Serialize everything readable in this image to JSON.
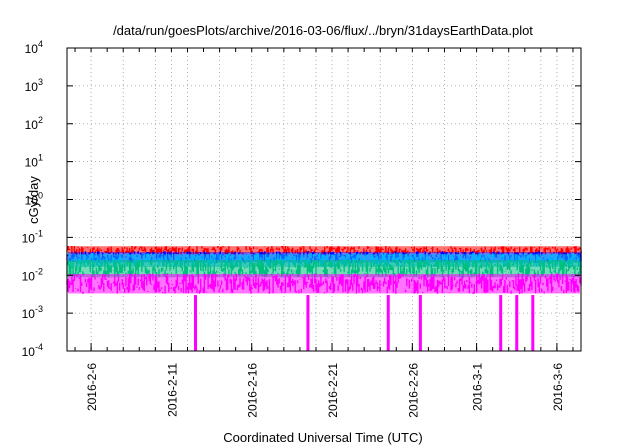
{
  "chart_data": {
    "type": "line",
    "title": "/data/run/goesPlots/archive/2016-03-06/flux/../bryn/31daysEarthData.plot",
    "xlabel": "Coordinated Universal Time (UTC)",
    "ylabel": "cGy/day",
    "yscale": "log",
    "ylim": [
      0.0001,
      10000
    ],
    "xlim": [
      "2016-02-04T12:00",
      "2016-03-07T12:00"
    ],
    "grid": true,
    "y_ticks": [
      {
        "base": "10",
        "exp": "-4"
      },
      {
        "base": "10",
        "exp": "-3"
      },
      {
        "base": "10",
        "exp": "-2"
      },
      {
        "base": "10",
        "exp": "-1"
      },
      {
        "base": "10",
        "exp": "0"
      },
      {
        "base": "10",
        "exp": "1"
      },
      {
        "base": "10",
        "exp": "2"
      },
      {
        "base": "10",
        "exp": "3"
      },
      {
        "base": "10",
        "exp": "4"
      }
    ],
    "x_ticks": [
      "2016-2-6",
      "2016-2-11",
      "2016-2-16",
      "2016-2-21",
      "2016-2-26",
      "2016-3-1",
      "2016-3-6"
    ],
    "series": [
      {
        "color": "#ff0000",
        "typical": 0.045,
        "range": [
          0.035,
          0.065
        ]
      },
      {
        "color": "#0000ff",
        "typical": 0.03,
        "range": [
          0.02,
          0.045
        ]
      },
      {
        "color": "#00b4ff",
        "typical": 0.025,
        "range": [
          0.015,
          0.04
        ]
      },
      {
        "color": "#00c080",
        "typical": 0.015,
        "range": [
          0.008,
          0.028
        ]
      },
      {
        "color": "#ff00ff",
        "typical": 0.006,
        "range": [
          0.003,
          0.012
        ],
        "dropouts": [
          "2016-02-12",
          "2016-02-19",
          "2016-02-24",
          "2016-02-26",
          "2016-03-02",
          "2016-03-03",
          "2016-03-04"
        ]
      }
    ]
  }
}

::::::::::

- **To be done**: Transcribe the records above exactly, omitting every picture they contain.

- **Written reply**:
Serialize everything readable in this image to JSON.
{
  "chart_data": {
    "type": "line",
    "title": "/data/run/goesPlots/archive/2016-03-06/flux/../bryn/31daysEarthData.plot",
    "xlabel": "Coordinated Universal Time (UTC)",
    "ylabel": "cGy/day",
    "yscale": "log",
    "ylim": [
      0.0001,
      10000
    ],
    "xlim": [
      "2016-02-04T12:00",
      "2016-03-07T12:00"
    ],
    "grid": true,
    "y_ticks": [
      {
        "base": "10",
        "exp": "-4"
      },
      {
        "base": "10",
        "exp": "-3"
      },
      {
        "base": "10",
        "exp": "-2"
      },
      {
        "base": "10",
        "exp": "-1"
      },
      {
        "base": "10",
        "exp": "0"
      },
      {
        "base": "10",
        "exp": "1"
      },
      {
        "base": "10",
        "exp": "2"
      },
      {
        "base": "10",
        "exp": "3"
      },
      {
        "base": "10",
        "exp": "4"
      }
    ],
    "x_ticks": [
      "2016-2-6",
      "2016-2-11",
      "2016-2-16",
      "2016-2-21",
      "2016-2-26",
      "2016-3-1",
      "2016-3-6"
    ],
    "series": [
      {
        "color": "#ff0000",
        "typical": 0.045,
        "range": [
          0.035,
          0.065
        ]
      },
      {
        "color": "#0000ff",
        "typical": 0.03,
        "range": [
          0.02,
          0.045
        ]
      },
      {
        "color": "#00b4ff",
        "typical": 0.025,
        "range": [
          0.015,
          0.04
        ]
      },
      {
        "color": "#00c080",
        "typical": 0.015,
        "range": [
          0.008,
          0.028
        ]
      },
      {
        "color": "#ff00ff",
        "typical": 0.006,
        "range": [
          0.003,
          0.012
        ],
        "dropouts": [
          "2016-02-12",
          "2016-02-19",
          "2016-02-24",
          "2016-02-26",
          "2016-03-02",
          "2016-03-03",
          "2016-03-04"
        ]
      }
    ]
  }
}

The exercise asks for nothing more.